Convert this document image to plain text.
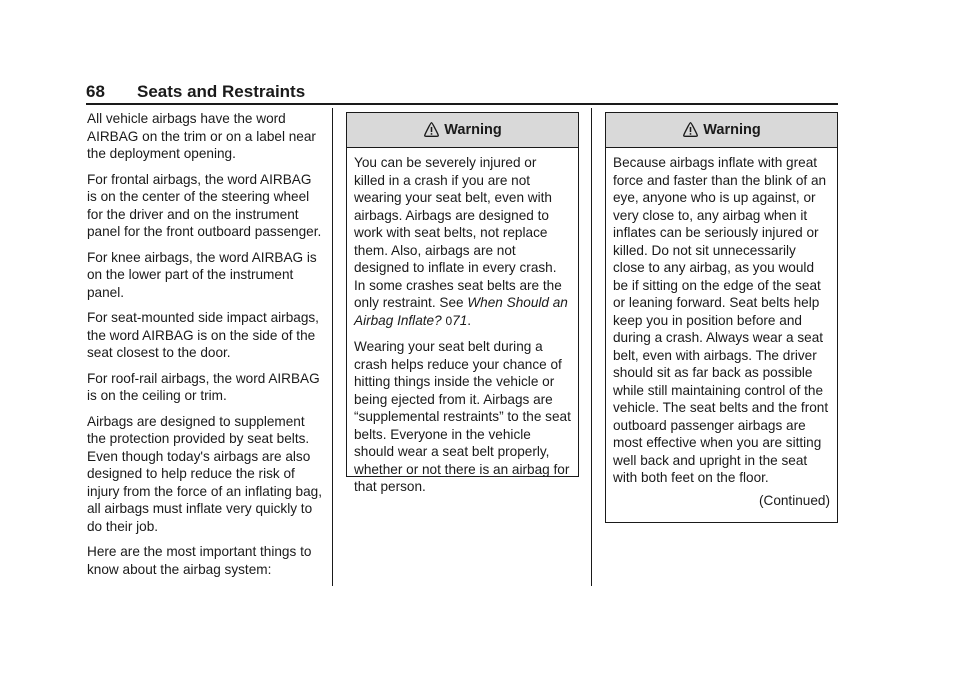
68 Seats and Restraints

All vehicle airbags have the word AIRBAG on the trim or on a label near the deployment opening.

For frontal airbags, the word AIRBAG is on the center of the steering wheel for the driver and on the instrument panel for the front outboard passenger.

For knee airbags, the word AIRBAG is on the lower part of the instrument panel.

For seat-mounted side impact airbags, the word AIRBAG is on the side of the seat closest to the door.

For roof-rail airbags, the word AIRBAG is on the ceiling or trim.

Airbags are designed to supplement the protection provided by seat belts. Even though today's airbags are also designed to help reduce the risk of injury from the force of an inflating bag, all airbags must inflate very quickly to do their job.

Here are the most important things to know about the airbag system:

Warning

You can be severely injured or killed in a crash if you are not wearing your seat belt, even with airbags. Airbags are designed to work with seat belts, not replace them. Also, airbags are not designed to inflate in every crash. In some crashes seat belts are the only restraint. See When Should an Airbag Inflate? 071.

Wearing your seat belt during a crash helps reduce your chance of hitting things inside the vehicle or being ejected from it. Airbags are “supplemental restraints” to the seat belts. Everyone in the vehicle should wear a seat belt properly, whether or not there is an airbag for that person.

Warning

Because airbags inflate with great force and faster than the blink of an eye, anyone who is up against, or very close to, any airbag when it inflates can be seriously injured or killed. Do not sit unnecessarily close to any airbag, as you would be if sitting on the edge of the seat or leaning forward. Seat belts help keep you in position before and during a crash. Always wear a seat belt, even with airbags. The driver should sit as far back as possible while still maintaining control of the vehicle. The seat belts and the front outboard passenger airbags are most effective when you are sitting well back and upright in the seat with both feet on the floor.

(Continued)
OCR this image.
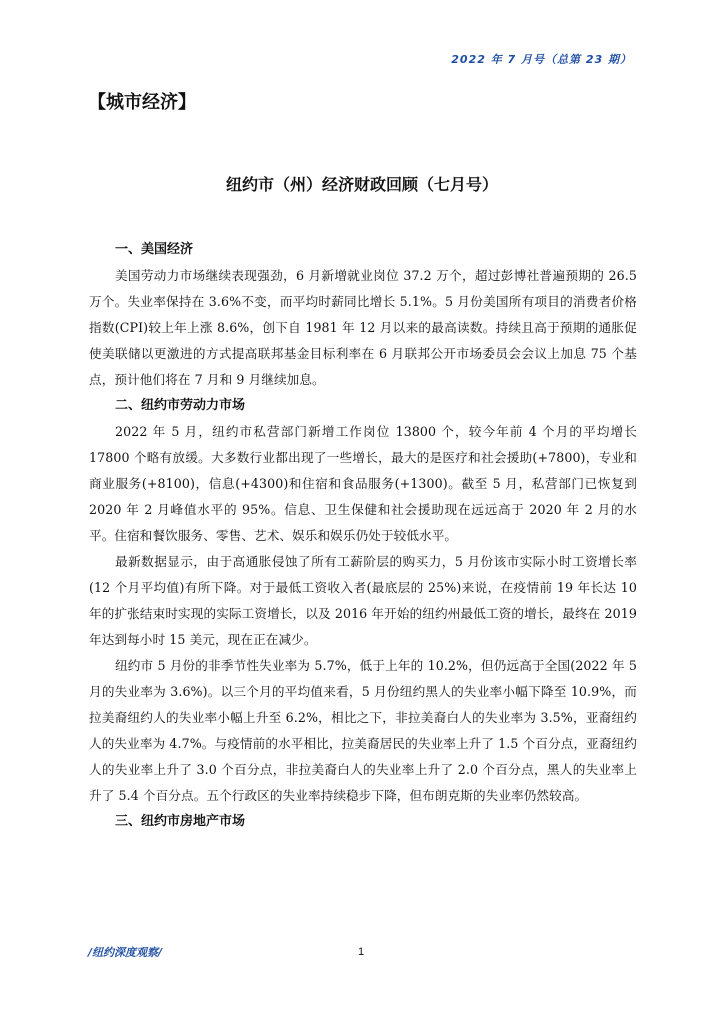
2022 年 7 月号（总第 23 期）
【城市经济】
纽约市（州）经济财政回顾（七月号）
一、美国经济

美国劳动力市场继续表现强劲，6 月新增就业岗位 37.2 万个，超过彭博社普遍预期的 26.5 万个。失业率保持在 3.6%不变，而平均时薪同比增长 5.1%。5 月份美国所有项目的消费者价格指数(CPI)较上年上涨 8.6%，创下自 1981 年 12 月以来的最高读数。持续且高于预期的通胀促使美联储以更激进的方式提高联邦基金目标利率在 6 月联邦公开市场委员会会议上加息 75 个基点，预计他们将在 7 月和 9 月继续加息。

二、纽约市劳动力市场

2022 年 5 月，纽约市私营部门新增工作岗位 13800 个，较今年前 4 个月的平均增长 17800 个略有放缓。大多数行业都出现了一些增长，最大的是医疗和社会援助(+7800)，专业和商业服务(+8100)，信息(+4300)和住宿和食品服务(+1300)。截至 5 月，私营部门已恢复到 2020 年 2 月峰值水平的 95%。信息、卫生保健和社会援助现在远远高于 2020 年 2 月的水平。住宿和餐饮服务、零售、艺术、娱乐和娱乐仍处于较低水平。

最新数据显示，由于高通胀侵蚀了所有工薪阶层的购买力，5 月份该市实际小时工资增长率(12 个月平均值)有所下降。对于最低工资收入者(最底层的 25%)来说，在疫情前 19 年长达 10 年的扩张结束时实现的实际工资增长，以及 2016 年开始的纽约州最低工资的增长，最终在 2019 年达到每小时 15 美元，现在正在减少。

纽约市 5 月份的非季节性失业率为 5.7%，低于上年的 10.2%，但仍远高于全国(2022 年 5 月的失业率为 3.6%)。以三个月的平均值来看，5 月份纽约黑人的失业率小幅下降至 10.9%，而拉美裔纽约人的失业率小幅上升至 6.2%，相比之下，非拉美裔白人的失业率为 3.5%，亚裔纽约人的失业率为 4.7%。与疫情前的水平相比，拉美裔居民的失业率上升了 1.5 个百分点，亚裔纽约人的失业率上升了 3.0 个百分点，非拉美裔白人的失业率上升了 2.0 个百分点，黑人的失业率上升了 5.4 个百分点。五个行政区的失业率持续稳步下降，但布朗克斯的失业率仍然较高。

三、纽约市房地产市场
/纽约深度观察/	1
────────────────
* What is being asked *
Copy the records exactly. Skip the pictures.

* The response *
Convert this document image to plain text.
68 Seats and Restraints

All vehicle airbags have the word AIRBAG on the trim or on a label near the deployment opening.

For frontal airbags, the word AIRBAG is on the center of the steering wheel for the driver and on the instrument panel for the front outboard passenger.

For knee airbags, the word AIRBAG is on the lower part of the instrument panel.

For seat-mounted side impact airbags, the word AIRBAG is on the side of the seat closest to the door.

For roof-rail airbags, the word AIRBAG is on the ceiling or trim.

Airbags are designed to supplement the protection provided by seat belts. Even though today's airbags are also designed to help reduce the risk of injury from the force of an inflating bag, all airbags must inflate very quickly to do their job.

Here are the most important things to know about the airbag system:

Warning

You can be severely injured or killed in a crash if you are not wearing your seat belt, even with airbags. Airbags are designed to work with seat belts, not replace them. Also, airbags are not designed to inflate in every crash. In some crashes seat belts are the only restraint. See When Should an Airbag Inflate? 071.

Wearing your seat belt during a crash helps reduce your chance of hitting things inside the vehicle or being ejected from it. Airbags are “supplemental restraints” to the seat belts. Everyone in the vehicle should wear a seat belt properly, whether or not there is an airbag for that person.

Warning

Because airbags inflate with great force and faster than the blink of an eye, anyone who is up against, or very close to, any airbag when it inflates can be seriously injured or killed. Do not sit unnecessarily close to any airbag, as you would be if sitting on the edge of the seat or leaning forward. Seat belts help keep you in position before and during a crash. Always wear a seat belt, even with airbags. The driver should sit as far back as possible while still maintaining control of the vehicle. The seat belts and the front outboard passenger airbags are most effective when you are sitting well back and upright in the seat with both feet on the floor.

(Continued)
OCR this image.
2022 年 7 月号（总第 23 期）
【城市经济】
纽约市（州）经济财政回顾（七月号）
一、美国经济

美国劳动力市场继续表现强劲，6 月新增就业岗位 37.2 万个，超过彭博社普遍预期的 26.5 万个。失业率保持在 3.6%不变，而平均时薪同比增长 5.1%。5 月份美国所有项目的消费者价格指数(CPI)较上年上涨 8.6%，创下自 1981 年 12 月以来的最高读数。持续且高于预期的通胀促使美联储以更激进的方式提高联邦基金目标利率在 6 月联邦公开市场委员会会议上加息 75 个基点，预计他们将在 7 月和 9 月继续加息。

二、纽约市劳动力市场

2022 年 5 月，纽约市私营部门新增工作岗位 13800 个，较今年前 4 个月的平均增长 17800 个略有放缓。大多数行业都出现了一些增长，最大的是医疗和社会援助(+7800)，专业和商业服务(+8100)，信息(+4300)和住宿和食品服务(+1300)。截至 5 月，私营部门已恢复到 2020 年 2 月峰值水平的 95%。信息、卫生保健和社会援助现在远远高于 2020 年 2 月的水平。住宿和餐饮服务、零售、艺术、娱乐和娱乐仍处于较低水平。

最新数据显示，由于高通胀侵蚀了所有工薪阶层的购买力，5 月份该市实际小时工资增长率(12 个月平均值)有所下降。对于最低工资收入者(最底层的 25%)来说，在疫情前 19 年长达 10 年的扩张结束时实现的实际工资增长，以及 2016 年开始的纽约州最低工资的增长，最终在 2019 年达到每小时 15 美元，现在正在减少。

纽约市 5 月份的非季节性失业率为 5.7%，低于上年的 10.2%，但仍远高于全国(2022 年 5 月的失业率为 3.6%)。以三个月的平均值来看，5 月份纽约黑人的失业率小幅下降至 10.9%，而拉美裔纽约人的失业率小幅上升至 6.2%，相比之下，非拉美裔白人的失业率为 3.5%，亚裔纽约人的失业率为 4.7%。与疫情前的水平相比，拉美裔居民的失业率上升了 1.5 个百分点，亚裔纽约人的失业率上升了 3.0 个百分点，非拉美裔白人的失业率上升了 2.0 个百分点，黑人的失业率上升了 5.4 个百分点。五个行政区的失业率持续稳步下降，但布朗克斯的失业率仍然较高。

三、纽约市房地产市场
/纽约深度观察/	1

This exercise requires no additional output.